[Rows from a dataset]

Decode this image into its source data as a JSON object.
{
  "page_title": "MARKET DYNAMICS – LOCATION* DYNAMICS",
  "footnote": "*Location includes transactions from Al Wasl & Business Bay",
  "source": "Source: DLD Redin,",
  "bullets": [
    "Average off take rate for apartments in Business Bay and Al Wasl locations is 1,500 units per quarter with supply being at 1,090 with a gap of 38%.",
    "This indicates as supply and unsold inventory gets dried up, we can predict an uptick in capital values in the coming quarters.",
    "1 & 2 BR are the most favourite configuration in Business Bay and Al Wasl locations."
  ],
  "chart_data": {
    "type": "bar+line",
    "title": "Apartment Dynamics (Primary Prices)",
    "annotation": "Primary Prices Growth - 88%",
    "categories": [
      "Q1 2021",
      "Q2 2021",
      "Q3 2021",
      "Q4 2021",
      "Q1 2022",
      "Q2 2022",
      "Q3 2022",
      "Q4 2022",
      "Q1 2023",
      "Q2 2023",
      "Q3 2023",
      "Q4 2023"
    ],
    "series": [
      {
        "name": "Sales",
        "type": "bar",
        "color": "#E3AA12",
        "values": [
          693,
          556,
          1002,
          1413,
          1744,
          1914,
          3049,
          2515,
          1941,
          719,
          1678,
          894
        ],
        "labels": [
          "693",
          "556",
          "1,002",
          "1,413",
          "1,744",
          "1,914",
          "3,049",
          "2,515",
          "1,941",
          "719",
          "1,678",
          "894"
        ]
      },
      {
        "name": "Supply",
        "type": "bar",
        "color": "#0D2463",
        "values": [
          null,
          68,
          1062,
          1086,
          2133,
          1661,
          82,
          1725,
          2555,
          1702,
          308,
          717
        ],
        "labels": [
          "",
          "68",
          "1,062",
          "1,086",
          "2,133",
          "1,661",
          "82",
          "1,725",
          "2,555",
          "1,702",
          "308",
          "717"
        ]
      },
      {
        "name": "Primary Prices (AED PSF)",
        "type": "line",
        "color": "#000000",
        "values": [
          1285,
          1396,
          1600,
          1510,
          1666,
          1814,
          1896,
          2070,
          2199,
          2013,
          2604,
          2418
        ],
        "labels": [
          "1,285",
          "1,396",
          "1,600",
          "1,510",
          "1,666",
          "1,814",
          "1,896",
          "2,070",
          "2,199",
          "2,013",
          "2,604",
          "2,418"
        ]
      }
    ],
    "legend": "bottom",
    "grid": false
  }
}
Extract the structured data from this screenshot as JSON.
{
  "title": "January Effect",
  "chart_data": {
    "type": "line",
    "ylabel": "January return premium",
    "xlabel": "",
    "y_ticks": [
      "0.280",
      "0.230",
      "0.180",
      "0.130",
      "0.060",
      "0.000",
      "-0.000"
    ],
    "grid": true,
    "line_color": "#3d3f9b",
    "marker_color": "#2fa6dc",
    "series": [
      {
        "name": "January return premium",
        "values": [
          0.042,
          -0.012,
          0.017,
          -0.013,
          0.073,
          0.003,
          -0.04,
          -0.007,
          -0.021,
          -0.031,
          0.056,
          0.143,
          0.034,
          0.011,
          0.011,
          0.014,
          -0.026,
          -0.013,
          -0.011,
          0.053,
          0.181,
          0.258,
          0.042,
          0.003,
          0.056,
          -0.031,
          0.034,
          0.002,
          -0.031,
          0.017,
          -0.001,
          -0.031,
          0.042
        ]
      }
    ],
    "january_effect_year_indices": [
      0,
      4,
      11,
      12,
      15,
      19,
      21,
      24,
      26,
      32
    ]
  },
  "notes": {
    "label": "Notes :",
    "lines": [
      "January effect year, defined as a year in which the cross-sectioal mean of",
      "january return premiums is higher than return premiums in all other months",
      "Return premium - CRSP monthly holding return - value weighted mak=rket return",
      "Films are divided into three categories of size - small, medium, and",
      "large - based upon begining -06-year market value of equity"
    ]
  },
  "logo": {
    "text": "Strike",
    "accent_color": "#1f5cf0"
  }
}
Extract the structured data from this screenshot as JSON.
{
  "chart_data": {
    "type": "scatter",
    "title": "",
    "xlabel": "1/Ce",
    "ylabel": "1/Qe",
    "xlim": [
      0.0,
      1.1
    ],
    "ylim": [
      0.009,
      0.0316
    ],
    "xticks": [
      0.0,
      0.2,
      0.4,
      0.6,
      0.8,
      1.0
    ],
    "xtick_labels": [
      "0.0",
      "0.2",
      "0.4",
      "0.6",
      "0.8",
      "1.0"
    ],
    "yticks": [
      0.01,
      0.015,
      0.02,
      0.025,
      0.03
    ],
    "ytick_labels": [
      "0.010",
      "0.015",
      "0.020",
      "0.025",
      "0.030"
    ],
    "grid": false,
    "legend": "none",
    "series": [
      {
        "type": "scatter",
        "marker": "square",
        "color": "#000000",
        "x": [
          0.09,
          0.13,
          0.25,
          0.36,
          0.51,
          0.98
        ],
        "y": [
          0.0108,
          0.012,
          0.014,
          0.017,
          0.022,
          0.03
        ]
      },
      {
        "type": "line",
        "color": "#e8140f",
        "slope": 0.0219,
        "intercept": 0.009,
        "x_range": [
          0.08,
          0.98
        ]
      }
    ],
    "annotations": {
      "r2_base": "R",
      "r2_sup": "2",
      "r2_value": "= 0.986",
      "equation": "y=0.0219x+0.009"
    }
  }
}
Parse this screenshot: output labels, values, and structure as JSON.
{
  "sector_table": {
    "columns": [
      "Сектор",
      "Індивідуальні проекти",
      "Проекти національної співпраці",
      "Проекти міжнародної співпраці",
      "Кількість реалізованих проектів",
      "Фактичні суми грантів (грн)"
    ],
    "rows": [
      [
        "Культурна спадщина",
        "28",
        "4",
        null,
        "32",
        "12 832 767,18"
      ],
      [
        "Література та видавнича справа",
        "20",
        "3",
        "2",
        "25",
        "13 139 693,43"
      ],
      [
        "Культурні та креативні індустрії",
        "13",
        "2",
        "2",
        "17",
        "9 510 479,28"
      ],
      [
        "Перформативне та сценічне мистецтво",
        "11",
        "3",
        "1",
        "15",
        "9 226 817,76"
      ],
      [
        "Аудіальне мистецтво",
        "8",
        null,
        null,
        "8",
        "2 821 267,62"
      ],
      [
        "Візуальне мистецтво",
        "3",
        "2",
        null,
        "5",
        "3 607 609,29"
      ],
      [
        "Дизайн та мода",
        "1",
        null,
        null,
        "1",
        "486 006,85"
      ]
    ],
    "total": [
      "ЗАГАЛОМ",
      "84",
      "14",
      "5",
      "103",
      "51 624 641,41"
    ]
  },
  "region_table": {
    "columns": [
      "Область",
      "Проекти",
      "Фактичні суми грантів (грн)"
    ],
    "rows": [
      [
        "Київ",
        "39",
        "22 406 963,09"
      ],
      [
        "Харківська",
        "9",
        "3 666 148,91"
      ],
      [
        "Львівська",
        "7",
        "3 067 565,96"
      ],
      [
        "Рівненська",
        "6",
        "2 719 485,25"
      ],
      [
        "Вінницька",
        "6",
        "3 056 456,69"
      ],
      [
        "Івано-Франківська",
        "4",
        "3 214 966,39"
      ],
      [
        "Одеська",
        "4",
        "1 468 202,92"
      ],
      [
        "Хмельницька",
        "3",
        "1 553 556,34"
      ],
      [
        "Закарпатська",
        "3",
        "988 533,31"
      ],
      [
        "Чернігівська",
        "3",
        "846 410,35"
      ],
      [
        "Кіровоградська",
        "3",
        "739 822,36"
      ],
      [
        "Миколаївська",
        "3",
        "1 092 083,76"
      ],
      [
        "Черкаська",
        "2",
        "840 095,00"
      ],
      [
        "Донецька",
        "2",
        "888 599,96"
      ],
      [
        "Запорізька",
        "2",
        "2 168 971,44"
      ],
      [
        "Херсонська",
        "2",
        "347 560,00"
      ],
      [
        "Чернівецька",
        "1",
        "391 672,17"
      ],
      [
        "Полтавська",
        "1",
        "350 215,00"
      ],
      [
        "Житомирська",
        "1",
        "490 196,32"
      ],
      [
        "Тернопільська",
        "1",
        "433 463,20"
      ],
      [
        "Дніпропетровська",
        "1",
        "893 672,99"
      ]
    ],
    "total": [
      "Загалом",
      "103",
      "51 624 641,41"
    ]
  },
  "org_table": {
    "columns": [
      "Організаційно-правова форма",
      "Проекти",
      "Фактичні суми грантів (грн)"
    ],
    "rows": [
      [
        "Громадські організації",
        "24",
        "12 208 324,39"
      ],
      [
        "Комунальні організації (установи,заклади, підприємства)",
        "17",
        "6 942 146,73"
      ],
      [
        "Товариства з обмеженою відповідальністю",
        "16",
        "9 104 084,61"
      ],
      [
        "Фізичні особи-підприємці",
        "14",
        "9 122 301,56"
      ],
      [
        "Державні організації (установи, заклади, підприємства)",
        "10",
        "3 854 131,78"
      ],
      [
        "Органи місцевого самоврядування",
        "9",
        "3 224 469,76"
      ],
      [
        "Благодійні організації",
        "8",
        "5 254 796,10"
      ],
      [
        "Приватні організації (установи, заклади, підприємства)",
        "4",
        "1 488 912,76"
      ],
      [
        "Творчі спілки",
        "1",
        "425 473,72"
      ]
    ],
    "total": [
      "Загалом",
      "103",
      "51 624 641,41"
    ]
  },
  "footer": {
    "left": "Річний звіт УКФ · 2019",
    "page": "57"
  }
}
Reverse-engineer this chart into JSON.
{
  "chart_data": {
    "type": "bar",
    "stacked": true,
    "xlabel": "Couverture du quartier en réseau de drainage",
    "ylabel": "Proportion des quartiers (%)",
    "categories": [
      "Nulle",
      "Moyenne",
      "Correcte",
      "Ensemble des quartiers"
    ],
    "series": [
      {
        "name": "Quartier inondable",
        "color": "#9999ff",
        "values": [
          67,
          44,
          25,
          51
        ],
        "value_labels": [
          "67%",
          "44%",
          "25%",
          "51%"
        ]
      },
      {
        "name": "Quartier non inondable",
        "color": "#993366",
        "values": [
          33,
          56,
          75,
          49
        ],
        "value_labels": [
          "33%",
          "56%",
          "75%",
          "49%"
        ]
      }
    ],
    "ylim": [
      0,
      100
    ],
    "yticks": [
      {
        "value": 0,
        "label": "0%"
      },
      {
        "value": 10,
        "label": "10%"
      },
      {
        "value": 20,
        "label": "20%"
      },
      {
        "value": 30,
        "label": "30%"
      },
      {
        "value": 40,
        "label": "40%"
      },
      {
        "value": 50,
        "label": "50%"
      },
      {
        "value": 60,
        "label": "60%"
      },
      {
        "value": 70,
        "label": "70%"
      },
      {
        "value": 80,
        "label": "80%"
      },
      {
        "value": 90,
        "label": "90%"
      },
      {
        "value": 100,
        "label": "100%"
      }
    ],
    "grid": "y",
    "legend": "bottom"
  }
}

◆ WHAT THE TASK ASKS: In the entries above, find lines with "grid" and copy each.

◆ REPLY:
    "grid": false
    "grid": true,
    "grid": false,
    "grid": "y",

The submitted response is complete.